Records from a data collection
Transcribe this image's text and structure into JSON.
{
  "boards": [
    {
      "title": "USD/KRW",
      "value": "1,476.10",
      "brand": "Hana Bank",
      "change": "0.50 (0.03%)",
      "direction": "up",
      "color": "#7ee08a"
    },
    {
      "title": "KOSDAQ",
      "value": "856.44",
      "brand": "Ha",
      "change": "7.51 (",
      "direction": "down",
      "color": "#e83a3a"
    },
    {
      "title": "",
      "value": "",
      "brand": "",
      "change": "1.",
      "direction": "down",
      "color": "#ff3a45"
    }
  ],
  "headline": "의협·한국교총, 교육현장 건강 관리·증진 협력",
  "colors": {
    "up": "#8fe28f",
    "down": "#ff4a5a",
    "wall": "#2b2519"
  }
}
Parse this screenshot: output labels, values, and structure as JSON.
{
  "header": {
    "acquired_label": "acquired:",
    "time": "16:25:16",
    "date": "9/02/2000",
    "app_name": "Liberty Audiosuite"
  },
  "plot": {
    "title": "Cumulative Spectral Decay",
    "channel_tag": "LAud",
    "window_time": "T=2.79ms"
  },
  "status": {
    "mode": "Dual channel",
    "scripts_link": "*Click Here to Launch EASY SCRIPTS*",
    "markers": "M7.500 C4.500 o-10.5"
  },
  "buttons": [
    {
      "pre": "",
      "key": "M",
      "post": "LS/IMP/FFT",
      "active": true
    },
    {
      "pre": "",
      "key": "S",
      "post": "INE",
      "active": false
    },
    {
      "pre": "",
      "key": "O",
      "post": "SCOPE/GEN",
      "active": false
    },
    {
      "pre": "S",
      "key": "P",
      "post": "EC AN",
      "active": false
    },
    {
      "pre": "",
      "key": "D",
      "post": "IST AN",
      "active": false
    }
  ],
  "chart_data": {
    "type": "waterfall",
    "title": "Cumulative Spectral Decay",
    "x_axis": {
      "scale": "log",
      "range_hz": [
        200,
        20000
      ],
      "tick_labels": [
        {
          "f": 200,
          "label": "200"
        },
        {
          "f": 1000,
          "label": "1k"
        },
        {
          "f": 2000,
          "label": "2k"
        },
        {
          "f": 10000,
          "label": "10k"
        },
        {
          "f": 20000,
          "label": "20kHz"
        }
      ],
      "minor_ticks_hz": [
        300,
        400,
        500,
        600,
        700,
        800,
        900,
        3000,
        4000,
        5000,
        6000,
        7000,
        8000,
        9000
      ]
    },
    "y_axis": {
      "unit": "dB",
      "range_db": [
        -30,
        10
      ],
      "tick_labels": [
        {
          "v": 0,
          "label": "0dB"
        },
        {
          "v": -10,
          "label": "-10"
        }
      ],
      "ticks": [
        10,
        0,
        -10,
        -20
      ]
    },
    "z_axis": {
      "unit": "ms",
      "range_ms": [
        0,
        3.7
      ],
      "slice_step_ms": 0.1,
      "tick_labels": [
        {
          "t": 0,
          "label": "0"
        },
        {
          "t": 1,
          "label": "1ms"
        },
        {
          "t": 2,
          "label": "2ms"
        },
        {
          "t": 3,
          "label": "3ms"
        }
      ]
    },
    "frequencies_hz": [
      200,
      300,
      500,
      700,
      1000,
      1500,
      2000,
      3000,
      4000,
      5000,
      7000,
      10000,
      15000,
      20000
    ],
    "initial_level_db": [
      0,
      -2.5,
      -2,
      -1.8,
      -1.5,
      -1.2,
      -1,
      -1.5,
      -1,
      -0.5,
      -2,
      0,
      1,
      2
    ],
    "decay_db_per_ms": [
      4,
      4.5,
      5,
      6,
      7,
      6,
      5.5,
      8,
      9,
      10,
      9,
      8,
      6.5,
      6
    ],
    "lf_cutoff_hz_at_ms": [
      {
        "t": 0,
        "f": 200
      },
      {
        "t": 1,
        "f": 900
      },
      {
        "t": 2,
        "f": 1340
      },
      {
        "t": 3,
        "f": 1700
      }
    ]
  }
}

• _Objective_: Count how many lines above include the word "structure" and answer with that figure only.

• _Output of the exercise_: 2